▶ **TASK TO CARRY OUT**
Copy out the complete listing, word for word.

________________________

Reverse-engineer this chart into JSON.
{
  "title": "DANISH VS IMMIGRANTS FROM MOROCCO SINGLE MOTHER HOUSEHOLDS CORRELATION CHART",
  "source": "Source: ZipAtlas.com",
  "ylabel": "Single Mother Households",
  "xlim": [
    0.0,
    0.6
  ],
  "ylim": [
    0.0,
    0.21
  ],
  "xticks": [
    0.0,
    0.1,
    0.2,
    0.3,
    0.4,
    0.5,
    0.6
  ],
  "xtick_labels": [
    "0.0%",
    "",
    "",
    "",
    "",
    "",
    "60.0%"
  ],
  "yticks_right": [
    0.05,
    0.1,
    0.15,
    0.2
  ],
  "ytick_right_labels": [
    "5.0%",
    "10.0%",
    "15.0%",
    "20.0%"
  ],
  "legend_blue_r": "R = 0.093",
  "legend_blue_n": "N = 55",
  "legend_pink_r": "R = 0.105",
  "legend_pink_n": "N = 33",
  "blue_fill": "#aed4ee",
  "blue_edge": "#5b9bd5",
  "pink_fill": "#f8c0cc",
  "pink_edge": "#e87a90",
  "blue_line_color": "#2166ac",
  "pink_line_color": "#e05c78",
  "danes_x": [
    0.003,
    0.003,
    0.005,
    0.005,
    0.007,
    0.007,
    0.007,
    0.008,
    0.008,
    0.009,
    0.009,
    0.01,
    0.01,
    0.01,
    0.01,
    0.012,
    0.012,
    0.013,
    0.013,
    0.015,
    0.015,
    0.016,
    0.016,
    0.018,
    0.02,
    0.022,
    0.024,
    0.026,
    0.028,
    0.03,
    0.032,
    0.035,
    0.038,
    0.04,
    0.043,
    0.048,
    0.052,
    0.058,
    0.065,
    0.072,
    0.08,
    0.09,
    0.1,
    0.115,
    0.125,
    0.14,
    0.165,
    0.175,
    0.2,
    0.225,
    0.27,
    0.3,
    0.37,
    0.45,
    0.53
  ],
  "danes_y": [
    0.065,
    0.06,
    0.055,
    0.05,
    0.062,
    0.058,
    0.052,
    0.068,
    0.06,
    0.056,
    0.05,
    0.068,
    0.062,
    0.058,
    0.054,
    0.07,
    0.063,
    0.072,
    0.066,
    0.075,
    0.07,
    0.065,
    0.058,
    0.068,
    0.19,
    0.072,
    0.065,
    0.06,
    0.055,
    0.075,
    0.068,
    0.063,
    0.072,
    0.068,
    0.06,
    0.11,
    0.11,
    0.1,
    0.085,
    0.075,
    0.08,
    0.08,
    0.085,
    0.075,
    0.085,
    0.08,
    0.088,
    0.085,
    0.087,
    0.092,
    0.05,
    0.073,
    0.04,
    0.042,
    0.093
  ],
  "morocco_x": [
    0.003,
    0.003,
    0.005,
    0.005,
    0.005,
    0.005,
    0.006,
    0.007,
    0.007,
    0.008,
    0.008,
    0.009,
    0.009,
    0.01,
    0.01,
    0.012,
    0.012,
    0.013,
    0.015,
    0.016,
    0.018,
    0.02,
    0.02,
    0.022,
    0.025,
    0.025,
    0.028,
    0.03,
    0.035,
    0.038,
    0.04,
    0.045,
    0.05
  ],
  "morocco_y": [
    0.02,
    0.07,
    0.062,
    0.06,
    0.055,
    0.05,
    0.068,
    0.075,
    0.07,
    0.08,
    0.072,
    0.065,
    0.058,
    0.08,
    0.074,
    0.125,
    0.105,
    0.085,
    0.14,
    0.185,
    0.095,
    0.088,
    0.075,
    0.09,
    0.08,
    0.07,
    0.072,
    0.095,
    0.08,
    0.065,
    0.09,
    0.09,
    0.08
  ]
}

________________________

▶ **ANSWER TO THIS EXERCISE**
Reverse-engineer this chart into JSON.
{
  "title": "DANISH VS IMMIGRANTS FROM MOROCCO SINGLE MOTHER HOUSEHOLDS CORRELATION CHART",
  "source": "Source: ZipAtlas.com",
  "ylabel": "Single Mother Households",
  "xlim": [
    0.0,
    0.6
  ],
  "ylim": [
    0.0,
    0.21
  ],
  "xticks": [
    0.0,
    0.1,
    0.2,
    0.3,
    0.4,
    0.5,
    0.6
  ],
  "xtick_labels": [
    "0.0%",
    "",
    "",
    "",
    "",
    "",
    "60.0%"
  ],
  "yticks_right": [
    0.05,
    0.1,
    0.15,
    0.2
  ],
  "ytick_right_labels": [
    "5.0%",
    "10.0%",
    "15.0%",
    "20.0%"
  ],
  "legend_blue_r": "R = 0.093",
  "legend_blue_n": "N = 55",
  "legend_pink_r": "R = 0.105",
  "legend_pink_n": "N = 33",
  "blue_fill": "#aed4ee",
  "blue_edge": "#5b9bd5",
  "pink_fill": "#f8c0cc",
  "pink_edge": "#e87a90",
  "blue_line_color": "#2166ac",
  "pink_line_color": "#e05c78",
  "danes_x": [
    0.003,
    0.003,
    0.005,
    0.005,
    0.007,
    0.007,
    0.007,
    0.008,
    0.008,
    0.009,
    0.009,
    0.01,
    0.01,
    0.01,
    0.01,
    0.012,
    0.012,
    0.013,
    0.013,
    0.015,
    0.015,
    0.016,
    0.016,
    0.018,
    0.02,
    0.022,
    0.024,
    0.026,
    0.028,
    0.03,
    0.032,
    0.035,
    0.038,
    0.04,
    0.043,
    0.048,
    0.052,
    0.058,
    0.065,
    0.072,
    0.08,
    0.09,
    0.1,
    0.115,
    0.125,
    0.14,
    0.165,
    0.175,
    0.2,
    0.225,
    0.27,
    0.3,
    0.37,
    0.45,
    0.53
  ],
  "danes_y": [
    0.065,
    0.06,
    0.055,
    0.05,
    0.062,
    0.058,
    0.052,
    0.068,
    0.06,
    0.056,
    0.05,
    0.068,
    0.062,
    0.058,
    0.054,
    0.07,
    0.063,
    0.072,
    0.066,
    0.075,
    0.07,
    0.065,
    0.058,
    0.068,
    0.19,
    0.072,
    0.065,
    0.06,
    0.055,
    0.075,
    0.068,
    0.063,
    0.072,
    0.068,
    0.06,
    0.11,
    0.11,
    0.1,
    0.085,
    0.075,
    0.08,
    0.08,
    0.085,
    0.075,
    0.085,
    0.08,
    0.088,
    0.085,
    0.087,
    0.092,
    0.05,
    0.073,
    0.04,
    0.042,
    0.093
  ],
  "morocco_x": [
    0.003,
    0.003,
    0.005,
    0.005,
    0.005,
    0.005,
    0.006,
    0.007,
    0.007,
    0.008,
    0.008,
    0.009,
    0.009,
    0.01,
    0.01,
    0.012,
    0.012,
    0.013,
    0.015,
    0.016,
    0.018,
    0.02,
    0.02,
    0.022,
    0.025,
    0.025,
    0.028,
    0.03,
    0.035,
    0.038,
    0.04,
    0.045,
    0.05
  ],
  "morocco_y": [
    0.02,
    0.07,
    0.062,
    0.06,
    0.055,
    0.05,
    0.068,
    0.075,
    0.07,
    0.08,
    0.072,
    0.065,
    0.058,
    0.08,
    0.074,
    0.125,
    0.105,
    0.085,
    0.14,
    0.185,
    0.095,
    0.088,
    0.075,
    0.09,
    0.08,
    0.07,
    0.072,
    0.095,
    0.08,
    0.065,
    0.09,
    0.09,
    0.08
  ]
}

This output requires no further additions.